## [Fragmento seleccionado]
================

• La corbeta Stoikiy de la Flota rusa del Báltico durante un ejercicio de paso con buques de guerra de la Armada iraní en el Golfo de Omán, cerca del Estrecho de Ormuz.
Publicada: jueves, 19 de febrero de 2026 19:16

Irán y Rusia terminaron maniobras navales en el mar de Omán y el Índico norte, mientras un exoficial estadounidense alertó de serios riesgos para Washington.

Las maniobras, cuyo objetivo fue reforzar la seguridad marítima y profundizar la cooperación operativa entre sus Fuerzas Armadas, incluyeron navegación coordinada, operaciones aéreas y ejercicios complejos entre buques de superficie, según informaron autoridades militares iraníes y rusas.

El ejercicio se produjo, mientras Washington mantiene un importante despliegue naval en la región y continúan las tensiones entre Estados Unidos, Israel e Irán. En medio de ese escenario, el exoficial del Ejército estadounidense y analista militar Stanislav Krapivnik advirtió el miércoles que una eventual escalada podría traer “sorpresas mortales” para las fuerzas estadounidenses y sus aliados.

“Washington está prácticamente acampando en la puerta de Irán con una enorme flota, mientras las amenazas vuelan como confeti”, dijo Rick Sanchez, conductor del programa Journalistically Speaking. “Trump insiste en que sería un mal día para Teherán, si esto escala. Pero, ¿realmente lo sería solo para Irán?”, cuestionó.

Rusia, China e Irán: una integración militar en marcha

Según Krapivnik, Rusia y China están enviando señales claras de respaldo a Irán, incluyendo ejercicios conjuntos y una creciente integración militar. “Rusia y China ya están planificando maniobras conjuntas en Irán. No van a permitir que Irán se derrumbe”, señaló.

El analista sostuvo que Moscú ha contribuido decisivamente al desarrollo de un sistema integrado de defensa aérea iraní, algo que —según dijo— no existía plenamente en conflictos anteriores. Este sistema combina múltiples capas defensivas, desde detección estratégica hasta defensa puntual con misiles portátiles, todos conectados mediante comunicación en tiempo real. “No es solo que tenga múltiples capas; es que los radares y los sistemas se comunican entre sí. Si una capa falla, la siguiente entra en acción”, explicó Krapivnik.

Añadió que China ha aportado radares de alta resolución y sistemas de alerta temprana conectados a satélites, capaces de detectar lanzamientos a cientos de kilómetros del territorio iraní, lo que ampliaría significativamente el tiempo de reacción ante misiles o aeronaves enemigas.

================

## [Material mostrado]
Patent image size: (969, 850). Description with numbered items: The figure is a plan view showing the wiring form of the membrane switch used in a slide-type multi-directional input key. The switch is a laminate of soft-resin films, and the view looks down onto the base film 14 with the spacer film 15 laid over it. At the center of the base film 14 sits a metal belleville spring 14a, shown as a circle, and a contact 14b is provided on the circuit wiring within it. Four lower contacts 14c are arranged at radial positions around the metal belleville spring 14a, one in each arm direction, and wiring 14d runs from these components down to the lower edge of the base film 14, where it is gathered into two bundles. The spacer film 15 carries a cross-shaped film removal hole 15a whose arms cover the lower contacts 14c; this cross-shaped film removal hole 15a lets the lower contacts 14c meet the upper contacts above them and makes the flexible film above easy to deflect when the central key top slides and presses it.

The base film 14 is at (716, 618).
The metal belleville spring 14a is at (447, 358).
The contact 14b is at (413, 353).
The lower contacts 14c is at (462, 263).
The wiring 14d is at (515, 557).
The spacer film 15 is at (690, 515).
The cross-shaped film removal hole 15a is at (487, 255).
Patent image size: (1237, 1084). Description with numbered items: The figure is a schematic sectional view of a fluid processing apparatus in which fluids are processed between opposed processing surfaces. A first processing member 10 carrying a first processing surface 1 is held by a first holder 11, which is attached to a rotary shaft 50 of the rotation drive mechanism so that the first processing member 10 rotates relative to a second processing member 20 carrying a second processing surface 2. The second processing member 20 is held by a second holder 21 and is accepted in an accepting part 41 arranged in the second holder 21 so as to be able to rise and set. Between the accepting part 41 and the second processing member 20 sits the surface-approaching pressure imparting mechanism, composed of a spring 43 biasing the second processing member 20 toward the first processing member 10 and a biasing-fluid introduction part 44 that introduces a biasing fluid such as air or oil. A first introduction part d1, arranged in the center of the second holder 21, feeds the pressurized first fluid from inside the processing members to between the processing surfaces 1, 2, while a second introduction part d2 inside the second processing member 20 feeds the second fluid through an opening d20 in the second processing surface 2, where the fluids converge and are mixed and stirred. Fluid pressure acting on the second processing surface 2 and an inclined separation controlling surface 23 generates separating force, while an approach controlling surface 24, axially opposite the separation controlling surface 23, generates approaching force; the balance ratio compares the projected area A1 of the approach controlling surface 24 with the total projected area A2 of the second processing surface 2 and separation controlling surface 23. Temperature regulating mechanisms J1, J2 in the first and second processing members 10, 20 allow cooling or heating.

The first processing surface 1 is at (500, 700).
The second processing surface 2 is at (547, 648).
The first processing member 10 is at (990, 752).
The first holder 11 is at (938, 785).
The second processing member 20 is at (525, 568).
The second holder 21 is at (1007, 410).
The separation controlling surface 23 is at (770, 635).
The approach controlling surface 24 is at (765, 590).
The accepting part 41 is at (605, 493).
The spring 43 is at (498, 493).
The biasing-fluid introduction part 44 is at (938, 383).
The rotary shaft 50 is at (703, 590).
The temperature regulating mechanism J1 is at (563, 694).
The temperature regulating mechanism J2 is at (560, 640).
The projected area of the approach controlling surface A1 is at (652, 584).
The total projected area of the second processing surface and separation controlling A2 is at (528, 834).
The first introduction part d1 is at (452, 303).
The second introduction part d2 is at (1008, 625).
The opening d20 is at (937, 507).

================

## [Qué debes hacer]
• A. Indica si cada afirmación coincide con el texto sobre las maniobras navales de Irán y Rusia, y responde sí o no citando las palabras de ese texto que lo deciden. (i) Las maniobras se realizaron en el mar de Omán y el Índico norte. (ii) Según Krapivnik, China desarrolló el sistema integrado de defensa aérea iraní. (iii) Krapivnik hizo su advertencia el miércoles.
• B. Por favor, escribe la continuación del texto sobre las maniobras navales de Irán y Rusia a partir de su última oración.

## [Respuestas esperadas]
• A.
(i) Sí: “Irán y Rusia terminaron maniobras navales en el mar de Omán y el Índico norte”.
(ii) No: “Moscú ha contribuido decisivamente al desarrollo de un sistema integrado de defensa aérea iraní”.
(iii) Sí: “advirtió el miércoles”.

• B.
Riesgos para fuerzas estadounidenses e israelíes

En este contexto, Krapivnik advirtió que estas capacidades no existían durante ataques previos de Estados Unidos en la región, y que hoy el escenario es radicalmente distinto. “Hay una enorme dosis de arrogancia al pensar que Irán no puede responder. Si se inicia un conflicto, habrá un shock muy grande para fuerzas estadounidenses, israelíes y de la OTAN (Organización del Tratado del Atlántico Norte)”, señaló.

El analista fue más allá al alertar sobre el riesgo directo para tropas estadounidenses desplegadas en sistemas defensivos como THAAD en apoyo a Israel. “Incluso en una guerra entre Irán e Israel, esos sistemas serán atacados. Y cuando eso ocurra, estadounidenses morirán porque están operándolos”, destacó, estimando que hasta 1500 soldados estadounidenses podrían verse afectados en un escenario de escalada regional.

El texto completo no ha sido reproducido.